— BEGIN INPUT FOR THIS TASK —

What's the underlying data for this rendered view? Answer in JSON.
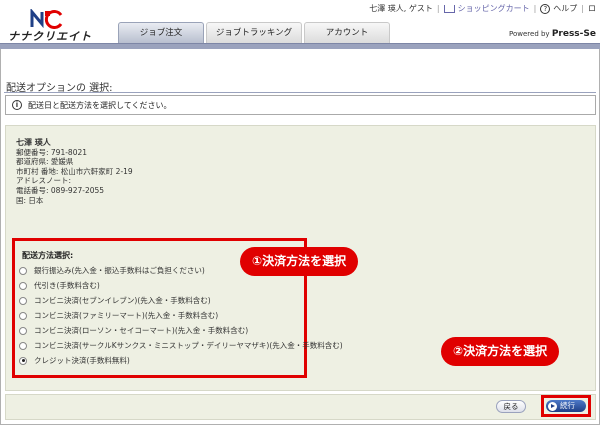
{
  "header": {
    "logo_text": "ナナクリエイト",
    "user_greeting": "七澤 瑛人, ゲスト",
    "cart_label": "ショッピングカート",
    "help_label": "ヘルプ",
    "logout_label": "ロ",
    "powered_prefix": "Powered by",
    "powered_brand": "Press-Se",
    "tabs": [
      {
        "label": "ジョブ注文",
        "active": true
      },
      {
        "label": "ジョブトラッキング",
        "active": false
      },
      {
        "label": "アカウント",
        "active": false
      }
    ]
  },
  "page": {
    "title": "配送オプションの 選択:",
    "info_message": "配送日と配送方法を選択してください。"
  },
  "address": {
    "name": "七澤 瑛人",
    "lines": [
      "郵便番号: 791-8021",
      "都道府県: 愛媛県",
      "市町村 番地: 松山市六軒家町 2-19",
      "アドレスノート:",
      "電話番号: 089-927-2055",
      "国: 日本"
    ]
  },
  "shipping": {
    "label": "配送方法選択:",
    "options": [
      {
        "label": "銀行振込み(先入金・振込手数料はご負担ください)",
        "selected": false
      },
      {
        "label": "代引き(手数料含む)",
        "selected": false
      },
      {
        "label": "コンビニ決済(セブンイレブン)(先入金・手数料含む)",
        "selected": false
      },
      {
        "label": "コンビニ決済(ファミリーマート)(先入金・手数料含む)",
        "selected": false
      },
      {
        "label": "コンビニ決済(ローソン・セイコーマート)(先入金・手数料含む)",
        "selected": false
      },
      {
        "label": "コンビニ決済(サークルKサンクス・ミニストップ・デイリーヤマザキ)(先入金・手数料含む)",
        "selected": false
      },
      {
        "label": "クレジット決済(手数料無料)",
        "selected": true
      }
    ]
  },
  "callouts": {
    "step1": "①決済方法を選択",
    "step2": "②決済方法を選択"
  },
  "buttons": {
    "back": "戻る",
    "next": "続行"
  },
  "colors": {
    "highlight": "#e00000",
    "nav": "#9aa2bd",
    "panel_bg": "#eef0e3"
  }
}
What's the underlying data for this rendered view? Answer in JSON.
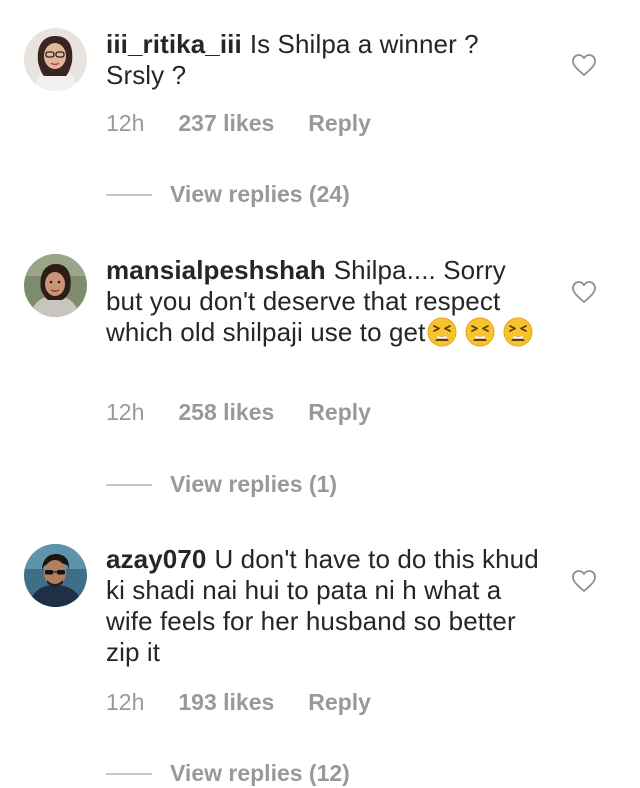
{
  "comments": [
    {
      "username": "iii_ritika_iii",
      "text": "Is Shilpa a winner ?\nSrsly ?",
      "time": "12h",
      "likes": "237 likes",
      "reply": "Reply",
      "view_replies": "View replies (24)",
      "avatar_icon": "avatar-woman-glasses"
    },
    {
      "username": "mansialpeshshah",
      "text": "Shilpa.... Sorry but you don't deserve that respect which old shilpaji use to get",
      "emojis": [
        "tired-face-emoji",
        "tired-face-emoji",
        "tired-face-emoji"
      ],
      "time": "12h",
      "likes": "258 likes",
      "reply": "Reply",
      "view_replies": "View replies (1)",
      "avatar_icon": "avatar-woman-outdoor"
    },
    {
      "username": "azay070",
      "text": "U don't have to do this khud ki shadi nai hui to pata ni h what a wife feels for her husband so better  zip it",
      "time": "12h",
      "likes": "193 likes",
      "reply": "Reply",
      "view_replies": "View replies (12)",
      "avatar_icon": "avatar-man-blue"
    }
  ],
  "icons": {
    "like": "heart-outline-icon"
  },
  "colors": {
    "text": "#262626",
    "meta": "#999999",
    "divider": "#c7c7c7",
    "emoji": "#f7c52b"
  }
}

— END INPUT FOR THIS TASK —

### PROBLEM
Without the pictures, return all the records precisely as they stand.

### SOLUTION TO THIS PROBLEM
What's the underlying data for this rendered view? Answer in JSON.
{
  "header": {
    "logo_text": "ナナクリエイト",
    "user_greeting": "七澤 瑛人, ゲスト",
    "cart_label": "ショッピングカート",
    "help_label": "ヘルプ",
    "logout_label": "ロ",
    "powered_prefix": "Powered by",
    "powered_brand": "Press-Se",
    "tabs": [
      {
        "label": "ジョブ注文",
        "active": true
      },
      {
        "label": "ジョブトラッキング",
        "active": false
      },
      {
        "label": "アカウント",
        "active": false
      }
    ]
  },
  "page": {
    "title": "配送オプションの 選択:",
    "info_message": "配送日と配送方法を選択してください。"
  },
  "address": {
    "name": "七澤 瑛人",
    "lines": [
      "郵便番号: 791-8021",
      "都道府県: 愛媛県",
      "市町村 番地: 松山市六軒家町 2-19",
      "アドレスノート:",
      "電話番号: 089-927-2055",
      "国: 日本"
    ]
  },
  "shipping": {
    "label": "配送方法選択:",
    "options": [
      {
        "label": "銀行振込み(先入金・振込手数料はご負担ください)",
        "selected": false
      },
      {
        "label": "代引き(手数料含む)",
        "selected": false
      },
      {
        "label": "コンビニ決済(セブンイレブン)(先入金・手数料含む)",
        "selected": false
      },
      {
        "label": "コンビニ決済(ファミリーマート)(先入金・手数料含む)",
        "selected": false
      },
      {
        "label": "コンビニ決済(ローソン・セイコーマート)(先入金・手数料含む)",
        "selected": false
      },
      {
        "label": "コンビニ決済(サークルKサンクス・ミニストップ・デイリーヤマザキ)(先入金・手数料含む)",
        "selected": false
      },
      {
        "label": "クレジット決済(手数料無料)",
        "selected": true
      }
    ]
  },
  "callouts": {
    "step1": "①決済方法を選択",
    "step2": "②決済方法を選択"
  },
  "buttons": {
    "back": "戻る",
    "next": "続行"
  },
  "colors": {
    "highlight": "#e00000",
    "nav": "#9aa2bd",
    "panel_bg": "#eef0e3"
  }
}
What's the underlying data for this rendered view? Answer in JSON.
{
  "comments": [
    {
      "username": "iii_ritika_iii",
      "text": "Is Shilpa a winner ?\nSrsly ?",
      "time": "12h",
      "likes": "237 likes",
      "reply": "Reply",
      "view_replies": "View replies (24)",
      "avatar_icon": "avatar-woman-glasses"
    },
    {
      "username": "mansialpeshshah",
      "text": "Shilpa.... Sorry but you don't deserve that respect which old shilpaji use to get",
      "emojis": [
        "tired-face-emoji",
        "tired-face-emoji",
        "tired-face-emoji"
      ],
      "time": "12h",
      "likes": "258 likes",
      "reply": "Reply",
      "view_replies": "View replies (1)",
      "avatar_icon": "avatar-woman-outdoor"
    },
    {
      "username": "azay070",
      "text": "U don't have to do this khud ki shadi nai hui to pata ni h what a wife feels for her husband so better  zip it",
      "time": "12h",
      "likes": "193 likes",
      "reply": "Reply",
      "view_replies": "View replies (12)",
      "avatar_icon": "avatar-man-blue"
    }
  ],
  "icons": {
    "like": "heart-outline-icon"
  },
  "colors": {
    "text": "#262626",
    "meta": "#999999",
    "divider": "#c7c7c7",
    "emoji": "#f7c52b"
  }
}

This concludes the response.